### STATED TASK
Transcribe the full listing exactly, and drop every picture.
--------------------------------
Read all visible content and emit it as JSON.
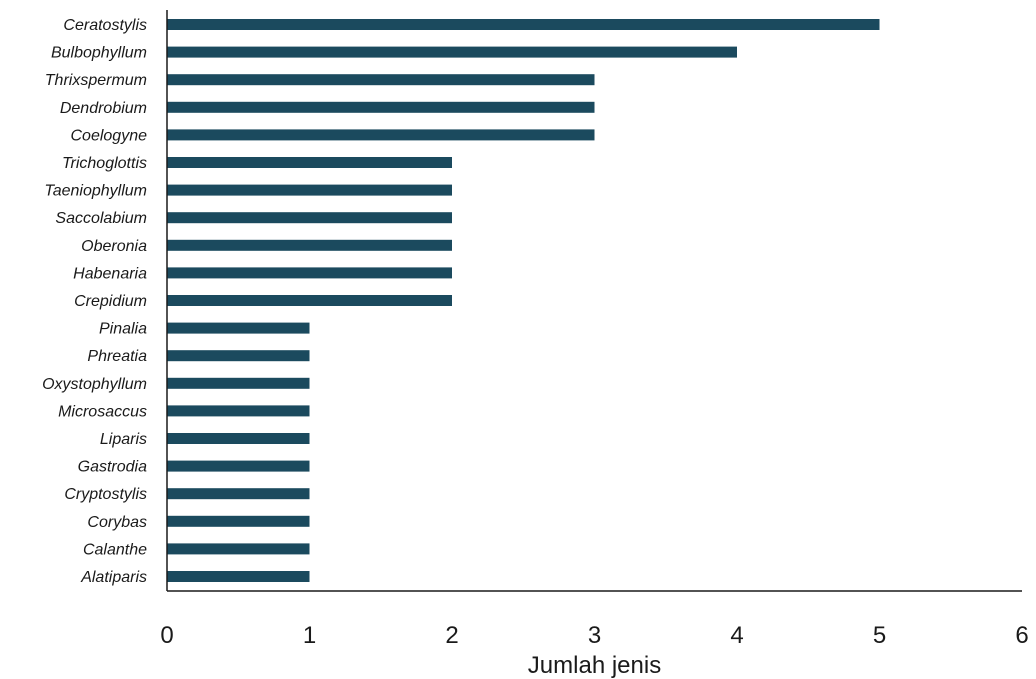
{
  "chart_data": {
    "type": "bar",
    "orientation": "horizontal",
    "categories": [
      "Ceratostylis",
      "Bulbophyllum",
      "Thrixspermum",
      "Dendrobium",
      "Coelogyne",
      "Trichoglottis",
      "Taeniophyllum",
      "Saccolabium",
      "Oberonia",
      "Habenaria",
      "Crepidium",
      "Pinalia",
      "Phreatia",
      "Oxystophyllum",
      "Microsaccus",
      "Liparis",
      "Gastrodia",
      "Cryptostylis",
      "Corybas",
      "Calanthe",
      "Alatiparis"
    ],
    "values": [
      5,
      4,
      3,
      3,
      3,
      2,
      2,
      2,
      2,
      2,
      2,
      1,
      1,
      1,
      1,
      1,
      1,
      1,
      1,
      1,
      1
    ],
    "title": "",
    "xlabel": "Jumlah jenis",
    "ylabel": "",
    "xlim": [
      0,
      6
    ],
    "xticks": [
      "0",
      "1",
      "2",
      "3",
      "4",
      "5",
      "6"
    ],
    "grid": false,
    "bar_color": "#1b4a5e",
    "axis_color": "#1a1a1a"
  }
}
--------------------------------
### FINAL RESULT
Read all visible content and emit it as JSON.
{
  "chart_data": {
    "type": "bar",
    "orientation": "horizontal",
    "categories": [
      "Ceratostylis",
      "Bulbophyllum",
      "Thrixspermum",
      "Dendrobium",
      "Coelogyne",
      "Trichoglottis",
      "Taeniophyllum",
      "Saccolabium",
      "Oberonia",
      "Habenaria",
      "Crepidium",
      "Pinalia",
      "Phreatia",
      "Oxystophyllum",
      "Microsaccus",
      "Liparis",
      "Gastrodia",
      "Cryptostylis",
      "Corybas",
      "Calanthe",
      "Alatiparis"
    ],
    "values": [
      5,
      4,
      3,
      3,
      3,
      2,
      2,
      2,
      2,
      2,
      2,
      1,
      1,
      1,
      1,
      1,
      1,
      1,
      1,
      1,
      1
    ],
    "title": "",
    "xlabel": "Jumlah jenis",
    "ylabel": "",
    "xlim": [
      0,
      6
    ],
    "xticks": [
      "0",
      "1",
      "2",
      "3",
      "4",
      "5",
      "6"
    ],
    "grid": false,
    "bar_color": "#1b4a5e",
    "axis_color": "#1a1a1a"
  }
}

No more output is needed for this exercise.